◆ What you need to do ◆
From the listing below, tally the lines that include "JSON". Return only the total.

◆ Dataset content ◆
____________________
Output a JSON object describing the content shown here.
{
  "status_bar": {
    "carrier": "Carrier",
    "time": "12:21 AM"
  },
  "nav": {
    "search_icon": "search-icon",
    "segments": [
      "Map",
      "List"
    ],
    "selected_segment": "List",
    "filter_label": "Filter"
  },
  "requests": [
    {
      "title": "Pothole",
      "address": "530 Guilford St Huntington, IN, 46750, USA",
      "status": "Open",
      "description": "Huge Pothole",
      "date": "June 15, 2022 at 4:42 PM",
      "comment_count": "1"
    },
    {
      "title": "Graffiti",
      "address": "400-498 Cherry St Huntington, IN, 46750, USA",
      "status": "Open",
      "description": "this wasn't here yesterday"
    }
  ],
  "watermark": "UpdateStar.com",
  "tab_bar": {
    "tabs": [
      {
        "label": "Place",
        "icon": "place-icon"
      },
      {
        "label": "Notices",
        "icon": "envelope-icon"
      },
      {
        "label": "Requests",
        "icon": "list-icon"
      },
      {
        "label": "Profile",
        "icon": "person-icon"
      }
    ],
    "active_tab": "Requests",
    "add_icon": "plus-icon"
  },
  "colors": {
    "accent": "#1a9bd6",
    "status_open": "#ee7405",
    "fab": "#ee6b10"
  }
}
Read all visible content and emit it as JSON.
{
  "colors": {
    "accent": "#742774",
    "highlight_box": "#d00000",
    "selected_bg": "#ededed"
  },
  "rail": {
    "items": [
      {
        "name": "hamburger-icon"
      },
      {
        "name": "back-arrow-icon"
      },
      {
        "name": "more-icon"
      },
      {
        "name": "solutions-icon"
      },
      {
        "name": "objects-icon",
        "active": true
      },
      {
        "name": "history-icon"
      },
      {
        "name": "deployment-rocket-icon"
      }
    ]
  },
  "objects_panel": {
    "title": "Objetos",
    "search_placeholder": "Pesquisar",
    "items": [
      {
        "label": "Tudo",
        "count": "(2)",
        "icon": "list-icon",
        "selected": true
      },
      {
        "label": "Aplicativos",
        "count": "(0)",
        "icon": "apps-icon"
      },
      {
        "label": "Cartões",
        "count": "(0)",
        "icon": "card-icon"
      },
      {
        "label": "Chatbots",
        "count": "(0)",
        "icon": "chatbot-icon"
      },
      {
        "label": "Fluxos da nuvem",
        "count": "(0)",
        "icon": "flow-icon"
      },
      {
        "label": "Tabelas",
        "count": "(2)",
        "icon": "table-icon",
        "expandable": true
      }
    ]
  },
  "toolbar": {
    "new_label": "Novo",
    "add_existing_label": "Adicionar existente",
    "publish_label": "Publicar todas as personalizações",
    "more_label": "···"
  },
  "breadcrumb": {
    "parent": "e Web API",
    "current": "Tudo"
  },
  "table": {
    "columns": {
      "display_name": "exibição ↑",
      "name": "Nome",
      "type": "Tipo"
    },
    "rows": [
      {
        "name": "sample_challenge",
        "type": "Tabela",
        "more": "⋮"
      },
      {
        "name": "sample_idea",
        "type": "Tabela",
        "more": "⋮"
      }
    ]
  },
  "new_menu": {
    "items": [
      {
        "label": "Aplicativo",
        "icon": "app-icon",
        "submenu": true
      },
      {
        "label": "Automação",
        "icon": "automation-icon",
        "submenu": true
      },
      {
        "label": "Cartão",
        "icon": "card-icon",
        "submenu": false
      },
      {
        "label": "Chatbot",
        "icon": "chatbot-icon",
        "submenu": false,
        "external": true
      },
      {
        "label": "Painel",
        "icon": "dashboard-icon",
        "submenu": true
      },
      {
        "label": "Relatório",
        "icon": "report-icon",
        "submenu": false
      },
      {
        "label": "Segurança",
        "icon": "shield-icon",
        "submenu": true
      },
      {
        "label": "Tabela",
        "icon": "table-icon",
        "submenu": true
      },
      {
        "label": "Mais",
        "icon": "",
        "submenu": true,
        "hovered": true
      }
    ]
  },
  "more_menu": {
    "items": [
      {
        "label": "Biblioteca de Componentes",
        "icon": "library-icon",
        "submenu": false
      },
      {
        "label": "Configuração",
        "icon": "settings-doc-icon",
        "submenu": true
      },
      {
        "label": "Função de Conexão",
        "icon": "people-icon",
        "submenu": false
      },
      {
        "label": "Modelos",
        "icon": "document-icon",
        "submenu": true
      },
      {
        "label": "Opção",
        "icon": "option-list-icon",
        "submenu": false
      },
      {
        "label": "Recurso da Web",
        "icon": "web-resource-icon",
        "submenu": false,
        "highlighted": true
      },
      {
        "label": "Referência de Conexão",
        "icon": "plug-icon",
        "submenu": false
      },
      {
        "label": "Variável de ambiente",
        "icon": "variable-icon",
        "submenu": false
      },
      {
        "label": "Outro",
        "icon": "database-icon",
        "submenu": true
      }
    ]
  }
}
____________________
◆ Solution for this task ◆
2